Task instructions: Copy the rows from the line with "paragraph: Obwohl dieser" to the line with "paragraph: Einseitiges kommerzielles", keeping every character as it stands and leaving out all other rows.
-------- Listed records --------
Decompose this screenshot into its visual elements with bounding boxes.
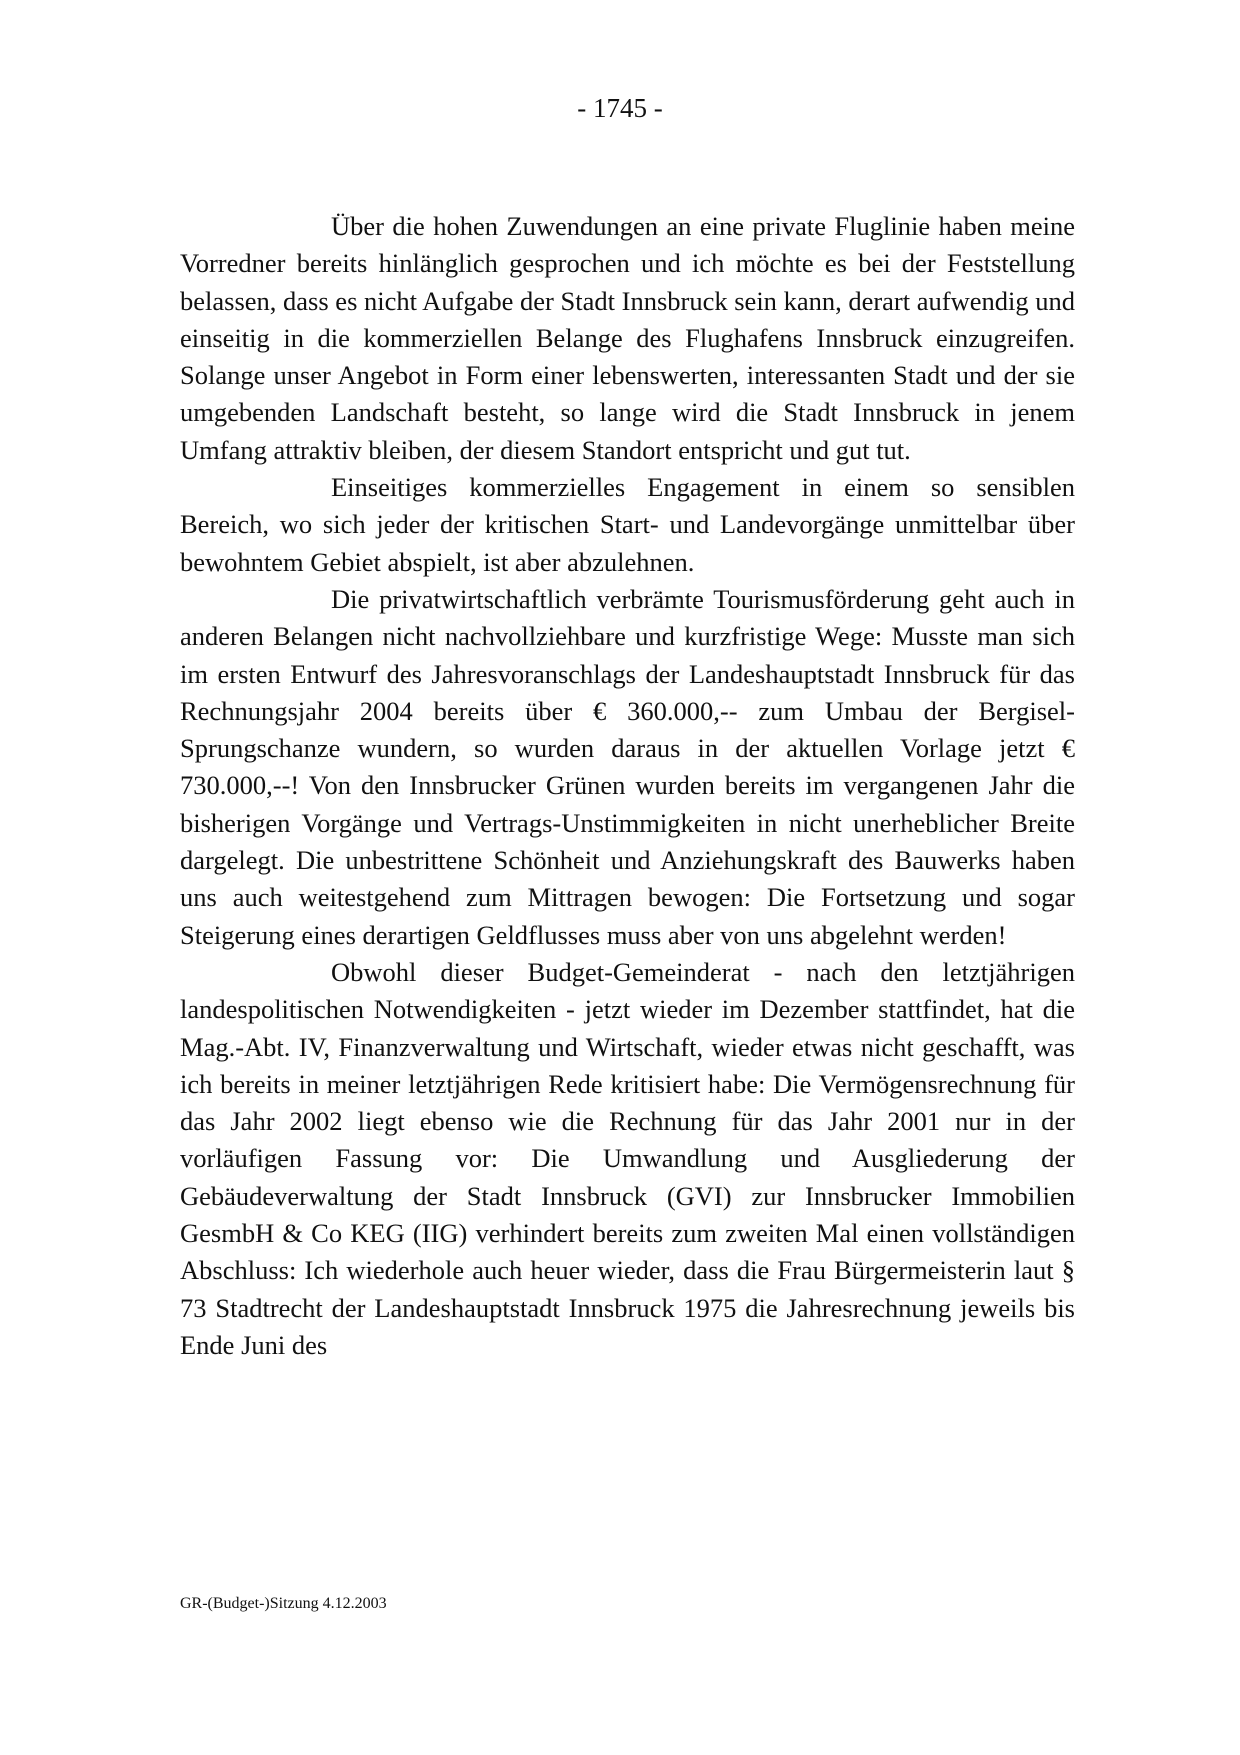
paragraph: Obwohl dieser Budget-Gemeinderat - nach den letztjährigen landespolitischen Notwendigkeiten - jetzt wieder im Dezember stattfindet, hat die Mag.-Abt. IV, Finanzverwaltung und Wirtschaft, wieder etwas nicht geschafft, was ich bereits in meiner letztjährigen Rede kritisiert habe: Die Vermögensrechnung für das Jahr 2002 liegt ebenso wie die Rechnung für das Jahr 2001 nur in der vorläufigen Fassung vor: Die Umwandlung und Ausgliederung der Gebäudeverwaltung der Stadt Innsbruck (GVI) zur Innsbrucker Immobilien GesmbH & Co KEG (IIG) verhindert bereits zum zweiten Mal einen vollständigen Abschluss: Ich wiederhole auch heuer wieder, dass die Frau Bürgermeisterin laut § 73 Stadtrecht der Landeshauptstadt Innsbruck 1975 die Jahresrechnung jeweils bis Ende Juni des xyxy=(180,956,1075,1360)
paragraph: Die privatwirtschaftlich verbrämte Tourismusförderung geht auch in anderen Belangen nicht nachvollziehbare und kurzfristige Wege: Musste man sich im ersten Entwurf des Jahresvoranschlags der Landeshauptstadt Innsbruck für das Rechnungsjahr 2004 bereits über € 360.000,-- zum Umbau der Bergisel-Sprungschanze wundern, so wurden daraus in der aktuellen Vorlage jetzt € 730.000,--! Von den Innsbrucker Grünen wurden bereits im vergangenen Jahr die bisherigen Vorgänge und Vertrags-Unstimmigkeiten in nicht unerheblicher Breite dargelegt. Die unbestrittene Schönheit und Anziehungskraft des Bauwerks haben uns auch weitestgehend zum Mittragen bewogen: Die Fortsetzung und sogar Steigerung eines derartigen Geldflusses muss aber von uns abgelehnt werden! xyxy=(180,583,1075,950)
page-number: - 1745 - xyxy=(577,93,663,123)
footer-session: GR-(Budget-)Sitzung 4.12.2003 xyxy=(180,1595,387,1612)
body-text xyxy=(180,208,1075,1364)
paragraph: Einseitiges kommerzielles Engagement in einem so sensiblen Bereich, wo sich jeder der kritischen Start- und Landevorgänge unmittelbar über bewohntem Gebiet abspielt, ist aber abzulehnen. xyxy=(180,472,1075,577)
paragraph: Über die hohen Zuwendungen an eine private Fluglinie haben meine Vorredner bereits hinlänglich gesprochen und ich möchte es bei der Feststellung belassen, dass es nicht Aufgabe der Stadt Innsbruck sein kann, derart aufwendig und einseitig in die kommerziellen Belange des Flughafens Innsbruck einzugreifen. Solange unser Angebot in Form einer lebenswerten, interessanten Stadt und der sie umgebenden Landschaft besteht, so lange wird die Stadt Innsbruck in jenem Umfang attraktiv bleiben, der diesem Standort entspricht und gut tut. xyxy=(180,211,1075,465)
--------
Worked solution:
paragraph: Obwohl dieser Budget-Gemeinderat - nach den letztjährigen landespolitischen Notwendigkeiten - jetzt wieder im Dezember stattfindet, hat die Mag.-Abt. IV, Finanzverwaltung und Wirtschaft, wieder etwas nicht geschafft, was ich bereits in meiner letztjährigen Rede kritisiert habe: Die Vermögensrechnung für das Jahr 2002 liegt ebenso wie die Rechnung für das Jahr 2001 nur in der vorläufigen Fassung vor: Die Umwandlung und Ausgliederung der Gebäudeverwaltung der Stadt Innsbruck (GVI) zur Innsbrucker Immobilien GesmbH & Co KEG (IIG) verhindert bereits zum zweiten Mal einen vollständigen Abschluss: Ich wiederhole auch heuer wieder, dass die Frau Bürgermeisterin laut § 73 Stadtrecht der Landeshauptstadt Innsbruck 1975 die Jahresrechnung jeweils bis Ende Juni des xyxy=(180,956,1075,1360)
paragraph: Die privatwirtschaftlich verbrämte Tourismusförderung geht auch in anderen Belangen nicht nachvollziehbare und kurzfristige Wege: Musste man sich im ersten Entwurf des Jahresvoranschlags der Landeshauptstadt Innsbruck für das Rechnungsjahr 2004 bereits über € 360.000,-- zum Umbau der Bergisel-Sprungschanze wundern, so wurden daraus in der aktuellen Vorlage jetzt € 730.000,--! Von den Innsbrucker Grünen wurden bereits im vergangenen Jahr die bisherigen Vorgänge und Vertrags-Unstimmigkeiten in nicht unerheblicher Breite dargelegt. Die unbestrittene Schönheit und Anziehungskraft des Bauwerks haben uns auch weitestgehend zum Mittragen bewogen: Die Fortsetzung und sogar Steigerung eines derartigen Geldflusses muss aber von uns abgelehnt werden! xyxy=(180,583,1075,950)
page-number: - 1745 - xyxy=(577,93,663,123)
footer-session: GR-(Budget-)Sitzung 4.12.2003 xyxy=(180,1595,387,1612)
body-text xyxy=(180,208,1075,1364)
paragraph: Einseitiges kommerzielles Engagement in einem so sensiblen Bereich, wo sich jeder der kritischen Start- und Landevorgänge unmittelbar über bewohntem Gebiet abspielt, ist aber abzulehnen. xyxy=(180,472,1075,577)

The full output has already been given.